____ Material for the task

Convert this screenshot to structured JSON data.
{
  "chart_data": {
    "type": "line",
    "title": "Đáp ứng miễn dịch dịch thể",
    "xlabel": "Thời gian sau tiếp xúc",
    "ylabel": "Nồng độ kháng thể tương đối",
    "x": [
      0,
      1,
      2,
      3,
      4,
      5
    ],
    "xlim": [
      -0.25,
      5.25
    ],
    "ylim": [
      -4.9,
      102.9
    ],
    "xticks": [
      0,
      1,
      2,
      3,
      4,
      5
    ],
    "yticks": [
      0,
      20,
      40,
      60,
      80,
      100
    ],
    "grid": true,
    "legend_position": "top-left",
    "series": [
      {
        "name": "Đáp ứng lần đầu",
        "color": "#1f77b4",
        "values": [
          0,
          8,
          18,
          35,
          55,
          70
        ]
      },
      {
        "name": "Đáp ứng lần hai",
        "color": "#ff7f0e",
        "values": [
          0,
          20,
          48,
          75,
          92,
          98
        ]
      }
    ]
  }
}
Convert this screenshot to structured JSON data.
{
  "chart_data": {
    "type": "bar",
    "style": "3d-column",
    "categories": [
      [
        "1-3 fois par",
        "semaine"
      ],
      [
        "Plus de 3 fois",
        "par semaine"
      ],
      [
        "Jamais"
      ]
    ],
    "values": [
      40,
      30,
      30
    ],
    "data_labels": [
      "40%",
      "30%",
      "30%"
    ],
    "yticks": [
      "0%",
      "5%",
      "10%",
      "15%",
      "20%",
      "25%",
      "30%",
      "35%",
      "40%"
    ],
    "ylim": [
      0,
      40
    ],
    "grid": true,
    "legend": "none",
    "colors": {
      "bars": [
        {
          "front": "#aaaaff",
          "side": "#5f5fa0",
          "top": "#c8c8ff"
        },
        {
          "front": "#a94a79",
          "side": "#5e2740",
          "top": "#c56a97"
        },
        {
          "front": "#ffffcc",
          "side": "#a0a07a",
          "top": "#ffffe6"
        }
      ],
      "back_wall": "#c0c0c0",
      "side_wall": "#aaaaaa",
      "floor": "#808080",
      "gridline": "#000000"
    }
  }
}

________

- **To be done**:
What count of lines in the listing contain the word "front"? Reply with the number only.

- **Answer to the problem**:
3